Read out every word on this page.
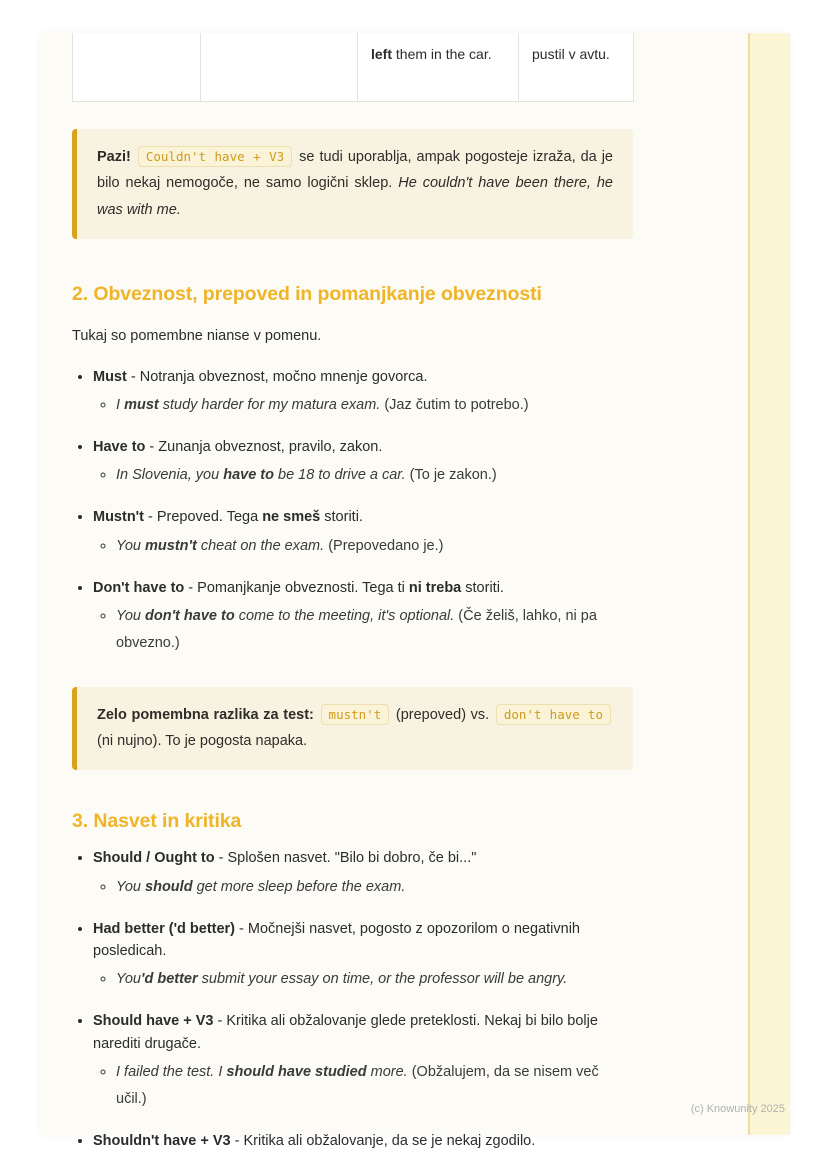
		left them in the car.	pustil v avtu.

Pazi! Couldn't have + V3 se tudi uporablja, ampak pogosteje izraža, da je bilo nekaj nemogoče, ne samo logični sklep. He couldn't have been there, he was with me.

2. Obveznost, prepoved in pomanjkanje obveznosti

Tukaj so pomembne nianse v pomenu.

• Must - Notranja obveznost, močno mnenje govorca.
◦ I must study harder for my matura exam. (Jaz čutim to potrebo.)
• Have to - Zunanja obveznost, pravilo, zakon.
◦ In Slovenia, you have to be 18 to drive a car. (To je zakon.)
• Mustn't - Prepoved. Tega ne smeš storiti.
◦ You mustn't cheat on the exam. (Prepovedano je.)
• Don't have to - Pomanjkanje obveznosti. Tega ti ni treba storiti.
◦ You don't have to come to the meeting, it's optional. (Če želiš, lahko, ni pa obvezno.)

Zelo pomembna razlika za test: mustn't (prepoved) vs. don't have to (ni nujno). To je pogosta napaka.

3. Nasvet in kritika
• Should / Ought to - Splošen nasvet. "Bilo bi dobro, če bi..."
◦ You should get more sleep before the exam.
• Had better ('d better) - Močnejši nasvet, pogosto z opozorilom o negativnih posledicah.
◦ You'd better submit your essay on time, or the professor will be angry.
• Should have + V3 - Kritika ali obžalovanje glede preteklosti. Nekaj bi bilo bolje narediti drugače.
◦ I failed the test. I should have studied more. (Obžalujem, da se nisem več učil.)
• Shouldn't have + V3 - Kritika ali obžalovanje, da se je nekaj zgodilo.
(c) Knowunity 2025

* * *

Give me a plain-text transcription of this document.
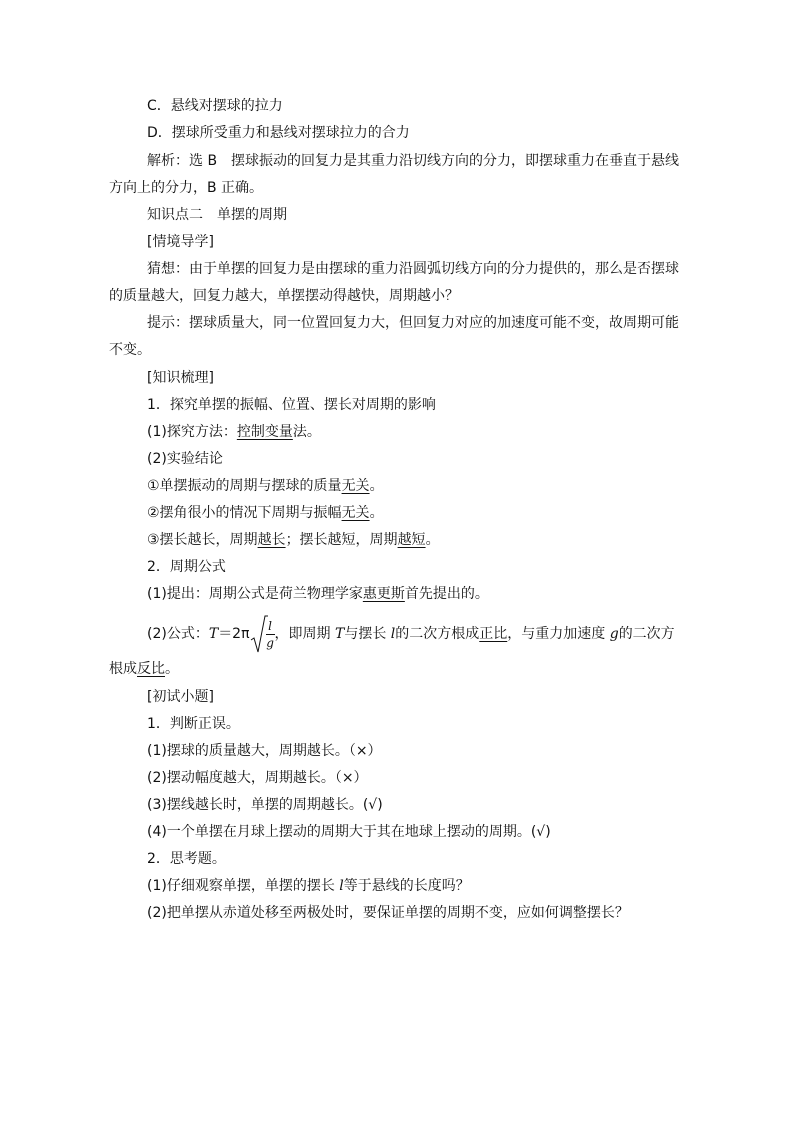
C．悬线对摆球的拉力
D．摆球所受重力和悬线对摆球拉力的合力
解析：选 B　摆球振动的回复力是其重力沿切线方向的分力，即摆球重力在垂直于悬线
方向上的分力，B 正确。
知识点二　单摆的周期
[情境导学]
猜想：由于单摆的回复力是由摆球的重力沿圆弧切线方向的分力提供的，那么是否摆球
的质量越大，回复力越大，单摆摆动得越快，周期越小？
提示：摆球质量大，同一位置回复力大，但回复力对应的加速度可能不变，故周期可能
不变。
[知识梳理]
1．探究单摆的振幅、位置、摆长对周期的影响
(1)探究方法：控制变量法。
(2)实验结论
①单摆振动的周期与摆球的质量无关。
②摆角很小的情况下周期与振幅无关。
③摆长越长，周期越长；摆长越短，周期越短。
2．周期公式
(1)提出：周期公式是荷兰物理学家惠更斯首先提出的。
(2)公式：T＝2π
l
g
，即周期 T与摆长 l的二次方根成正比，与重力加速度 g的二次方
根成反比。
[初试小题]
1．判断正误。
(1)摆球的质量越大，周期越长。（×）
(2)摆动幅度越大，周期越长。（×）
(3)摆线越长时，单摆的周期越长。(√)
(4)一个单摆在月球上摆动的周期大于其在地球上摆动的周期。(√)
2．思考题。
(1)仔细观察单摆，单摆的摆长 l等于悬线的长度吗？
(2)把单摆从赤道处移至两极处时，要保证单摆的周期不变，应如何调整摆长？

--

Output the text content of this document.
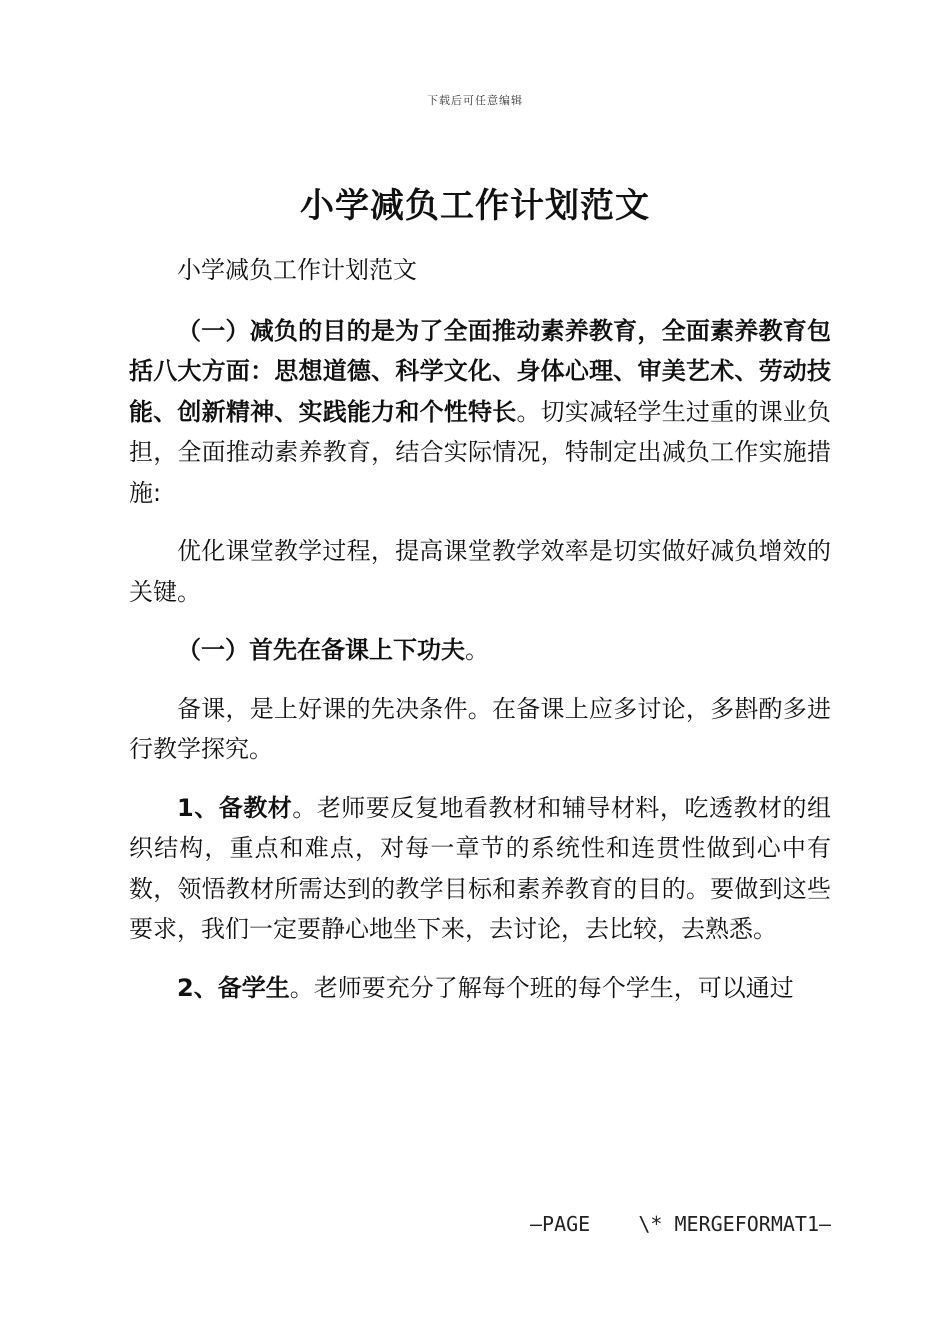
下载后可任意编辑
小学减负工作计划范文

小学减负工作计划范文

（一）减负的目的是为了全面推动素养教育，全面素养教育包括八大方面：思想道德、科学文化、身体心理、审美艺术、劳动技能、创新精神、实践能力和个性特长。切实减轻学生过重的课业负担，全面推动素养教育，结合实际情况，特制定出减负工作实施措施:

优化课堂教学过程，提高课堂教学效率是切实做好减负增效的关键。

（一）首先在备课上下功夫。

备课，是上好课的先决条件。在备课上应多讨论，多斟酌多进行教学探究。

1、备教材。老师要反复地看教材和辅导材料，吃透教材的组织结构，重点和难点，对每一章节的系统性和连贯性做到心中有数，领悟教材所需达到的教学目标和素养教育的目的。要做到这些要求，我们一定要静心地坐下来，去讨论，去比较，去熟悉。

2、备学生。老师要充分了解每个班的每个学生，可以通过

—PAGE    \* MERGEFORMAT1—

#### PROBLEM TO SOLVE
Scan the data above; copy every line where "more" appears.

#### WRITTEN ANSWER
◦ You should get more sleep before the exam.
◦ I failed the test. I should have studied more. (Obžalujem, da se nisem več učil.)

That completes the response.